Write out the line with "Parse this chart and return its data as JSON." and every later line through the end of the data below, exactly as given, with no pictures in the copy.
--- START RECORDS PROVIDED ---
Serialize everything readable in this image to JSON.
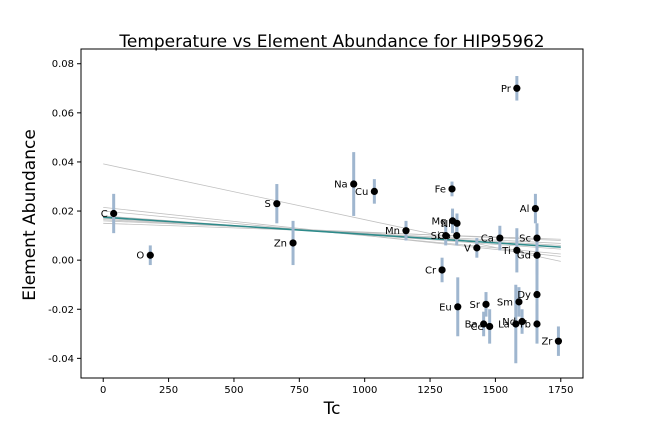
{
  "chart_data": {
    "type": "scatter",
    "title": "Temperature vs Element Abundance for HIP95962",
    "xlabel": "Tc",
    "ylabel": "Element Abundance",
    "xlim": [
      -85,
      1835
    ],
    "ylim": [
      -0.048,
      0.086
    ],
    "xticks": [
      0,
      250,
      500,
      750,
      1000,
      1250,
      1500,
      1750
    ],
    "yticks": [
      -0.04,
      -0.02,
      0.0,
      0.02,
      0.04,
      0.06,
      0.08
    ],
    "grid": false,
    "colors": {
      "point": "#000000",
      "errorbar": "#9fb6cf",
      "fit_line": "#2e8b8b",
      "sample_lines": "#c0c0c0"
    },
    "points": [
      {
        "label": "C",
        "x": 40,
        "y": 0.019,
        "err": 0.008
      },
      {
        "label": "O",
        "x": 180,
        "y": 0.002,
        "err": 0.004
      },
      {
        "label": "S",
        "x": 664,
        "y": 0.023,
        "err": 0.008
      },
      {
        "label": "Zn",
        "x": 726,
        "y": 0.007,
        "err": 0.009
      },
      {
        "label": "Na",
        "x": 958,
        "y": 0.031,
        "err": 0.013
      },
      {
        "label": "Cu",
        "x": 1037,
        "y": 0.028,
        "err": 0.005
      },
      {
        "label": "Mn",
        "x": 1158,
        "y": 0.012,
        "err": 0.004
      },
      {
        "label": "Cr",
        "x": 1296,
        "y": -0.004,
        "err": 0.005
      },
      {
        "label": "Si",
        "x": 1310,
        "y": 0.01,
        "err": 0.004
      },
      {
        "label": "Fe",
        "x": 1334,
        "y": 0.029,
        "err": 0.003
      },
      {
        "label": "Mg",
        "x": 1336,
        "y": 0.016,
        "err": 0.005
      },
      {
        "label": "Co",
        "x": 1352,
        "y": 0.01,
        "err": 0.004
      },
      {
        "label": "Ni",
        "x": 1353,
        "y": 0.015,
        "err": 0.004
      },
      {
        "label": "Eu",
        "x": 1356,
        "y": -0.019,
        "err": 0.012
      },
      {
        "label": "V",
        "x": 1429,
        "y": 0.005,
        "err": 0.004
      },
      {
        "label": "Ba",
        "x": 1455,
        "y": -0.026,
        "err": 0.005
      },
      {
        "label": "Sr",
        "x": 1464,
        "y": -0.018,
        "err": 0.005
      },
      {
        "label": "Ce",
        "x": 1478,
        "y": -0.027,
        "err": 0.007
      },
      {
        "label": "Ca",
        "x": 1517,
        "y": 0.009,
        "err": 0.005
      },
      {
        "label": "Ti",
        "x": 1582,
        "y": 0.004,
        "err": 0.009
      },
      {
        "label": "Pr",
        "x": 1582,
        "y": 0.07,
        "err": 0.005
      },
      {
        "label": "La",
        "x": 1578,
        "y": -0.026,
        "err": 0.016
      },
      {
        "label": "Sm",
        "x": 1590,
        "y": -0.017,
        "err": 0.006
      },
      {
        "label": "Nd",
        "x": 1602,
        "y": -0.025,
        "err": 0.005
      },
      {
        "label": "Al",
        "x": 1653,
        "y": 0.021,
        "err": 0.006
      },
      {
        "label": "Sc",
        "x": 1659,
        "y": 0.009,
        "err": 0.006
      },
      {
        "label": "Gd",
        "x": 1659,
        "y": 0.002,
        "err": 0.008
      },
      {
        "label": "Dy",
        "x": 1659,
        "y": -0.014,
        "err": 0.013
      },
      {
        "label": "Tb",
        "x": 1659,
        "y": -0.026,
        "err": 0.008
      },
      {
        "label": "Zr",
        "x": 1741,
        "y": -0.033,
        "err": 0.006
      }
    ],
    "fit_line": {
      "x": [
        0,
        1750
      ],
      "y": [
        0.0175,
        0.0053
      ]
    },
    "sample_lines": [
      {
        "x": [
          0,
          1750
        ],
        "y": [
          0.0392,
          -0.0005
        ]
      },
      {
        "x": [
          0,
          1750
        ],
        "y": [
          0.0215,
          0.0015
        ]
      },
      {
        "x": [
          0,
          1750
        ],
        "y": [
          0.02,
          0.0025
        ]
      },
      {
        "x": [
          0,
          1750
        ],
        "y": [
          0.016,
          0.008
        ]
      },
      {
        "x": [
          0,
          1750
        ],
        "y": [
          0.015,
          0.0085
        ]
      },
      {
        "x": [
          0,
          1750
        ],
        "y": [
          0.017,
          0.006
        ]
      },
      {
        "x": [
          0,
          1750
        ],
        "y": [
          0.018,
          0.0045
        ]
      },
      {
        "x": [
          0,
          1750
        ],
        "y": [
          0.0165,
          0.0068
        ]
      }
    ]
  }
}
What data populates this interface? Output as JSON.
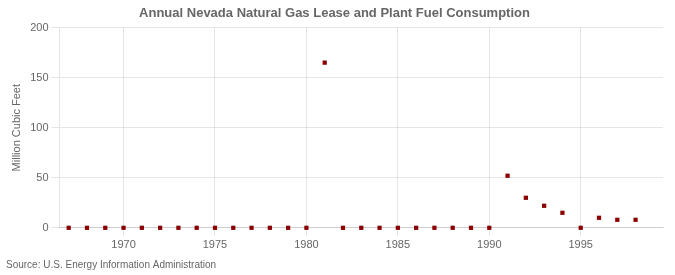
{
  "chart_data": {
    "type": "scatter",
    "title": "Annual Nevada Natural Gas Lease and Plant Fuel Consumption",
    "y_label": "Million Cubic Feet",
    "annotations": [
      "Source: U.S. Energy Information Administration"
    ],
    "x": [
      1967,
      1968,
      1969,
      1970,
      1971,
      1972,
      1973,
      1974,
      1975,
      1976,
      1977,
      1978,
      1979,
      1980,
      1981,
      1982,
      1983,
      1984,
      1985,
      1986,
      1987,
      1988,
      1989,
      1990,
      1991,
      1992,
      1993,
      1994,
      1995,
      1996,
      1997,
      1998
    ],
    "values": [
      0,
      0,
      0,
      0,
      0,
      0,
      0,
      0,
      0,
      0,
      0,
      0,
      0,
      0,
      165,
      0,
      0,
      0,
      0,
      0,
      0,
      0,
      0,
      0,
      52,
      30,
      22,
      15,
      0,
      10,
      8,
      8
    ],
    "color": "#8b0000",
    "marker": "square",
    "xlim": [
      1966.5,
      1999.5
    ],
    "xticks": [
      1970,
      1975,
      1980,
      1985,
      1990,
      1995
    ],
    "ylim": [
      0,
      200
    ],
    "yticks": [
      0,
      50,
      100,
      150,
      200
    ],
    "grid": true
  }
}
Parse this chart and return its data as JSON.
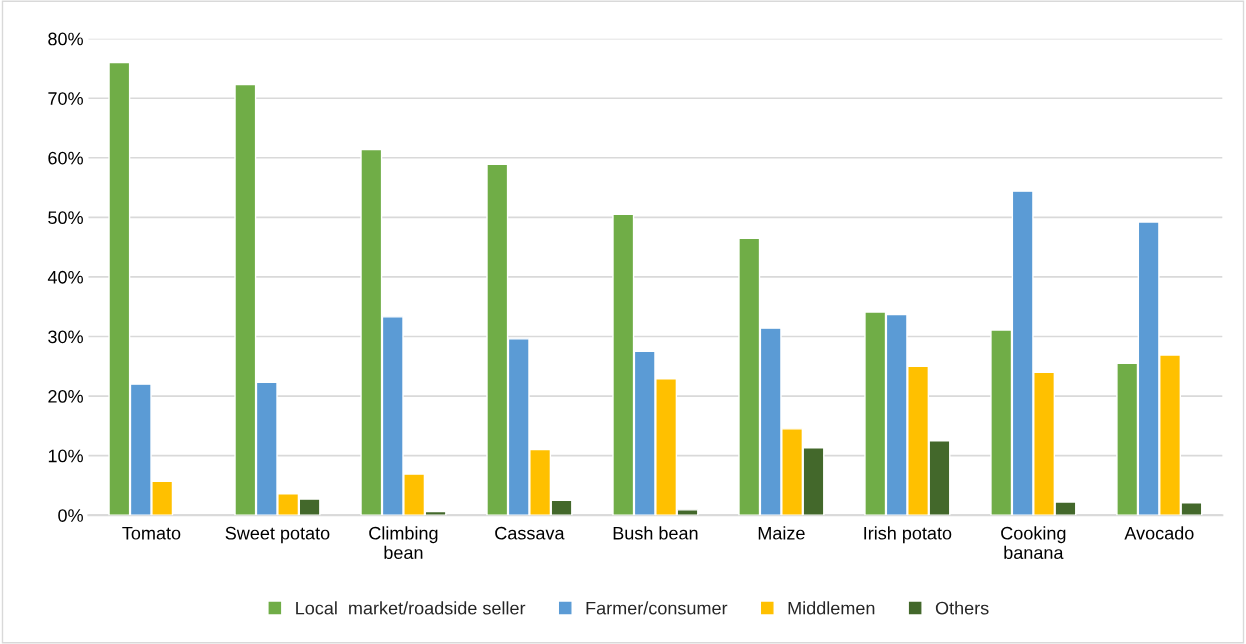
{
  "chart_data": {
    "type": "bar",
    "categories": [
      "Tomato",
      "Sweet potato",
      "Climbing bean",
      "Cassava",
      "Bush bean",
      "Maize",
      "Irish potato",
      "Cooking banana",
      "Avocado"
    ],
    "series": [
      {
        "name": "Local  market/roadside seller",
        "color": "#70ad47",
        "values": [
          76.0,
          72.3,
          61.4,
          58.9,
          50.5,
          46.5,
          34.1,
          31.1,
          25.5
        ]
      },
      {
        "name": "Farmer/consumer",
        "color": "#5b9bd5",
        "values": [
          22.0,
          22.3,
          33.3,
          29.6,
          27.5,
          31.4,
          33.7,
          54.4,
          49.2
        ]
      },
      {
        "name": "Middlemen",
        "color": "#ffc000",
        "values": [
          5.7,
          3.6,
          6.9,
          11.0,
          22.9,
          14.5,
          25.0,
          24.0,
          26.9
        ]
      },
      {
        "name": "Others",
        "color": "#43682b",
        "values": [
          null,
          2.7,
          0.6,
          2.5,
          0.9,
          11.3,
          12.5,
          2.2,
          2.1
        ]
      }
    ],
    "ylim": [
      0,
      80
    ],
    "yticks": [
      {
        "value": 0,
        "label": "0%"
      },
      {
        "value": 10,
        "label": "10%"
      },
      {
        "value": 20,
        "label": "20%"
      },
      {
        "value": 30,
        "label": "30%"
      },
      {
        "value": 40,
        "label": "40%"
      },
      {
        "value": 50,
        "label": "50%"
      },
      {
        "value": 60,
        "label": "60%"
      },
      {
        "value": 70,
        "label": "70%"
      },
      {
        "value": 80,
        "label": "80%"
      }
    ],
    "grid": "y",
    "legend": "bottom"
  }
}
--- END RECORDS PROVIDED ---
# THE REPLY:
Parse this chart and return its data as JSON.
{
  "chart_data": {
    "type": "bar",
    "categories": [
      "Tomato",
      "Sweet potato",
      "Climbing bean",
      "Cassava",
      "Bush bean",
      "Maize",
      "Irish potato",
      "Cooking banana",
      "Avocado"
    ],
    "series": [
      {
        "name": "Local  market/roadside seller",
        "color": "#70ad47",
        "values": [
          76.0,
          72.3,
          61.4,
          58.9,
          50.5,
          46.5,
          34.1,
          31.1,
          25.5
        ]
      },
      {
        "name": "Farmer/consumer",
        "color": "#5b9bd5",
        "values": [
          22.0,
          22.3,
          33.3,
          29.6,
          27.5,
          31.4,
          33.7,
          54.4,
          49.2
        ]
      },
      {
        "name": "Middlemen",
        "color": "#ffc000",
        "values": [
          5.7,
          3.6,
          6.9,
          11.0,
          22.9,
          14.5,
          25.0,
          24.0,
          26.9
        ]
      },
      {
        "name": "Others",
        "color": "#43682b",
        "values": [
          null,
          2.7,
          0.6,
          2.5,
          0.9,
          11.3,
          12.5,
          2.2,
          2.1
        ]
      }
    ],
    "ylim": [
      0,
      80
    ],
    "yticks": [
      {
        "value": 0,
        "label": "0%"
      },
      {
        "value": 10,
        "label": "10%"
      },
      {
        "value": 20,
        "label": "20%"
      },
      {
        "value": 30,
        "label": "30%"
      },
      {
        "value": 40,
        "label": "40%"
      },
      {
        "value": 50,
        "label": "50%"
      },
      {
        "value": 60,
        "label": "60%"
      },
      {
        "value": 70,
        "label": "70%"
      },
      {
        "value": 80,
        "label": "80%"
      }
    ],
    "grid": "y",
    "legend": "bottom"
  }
}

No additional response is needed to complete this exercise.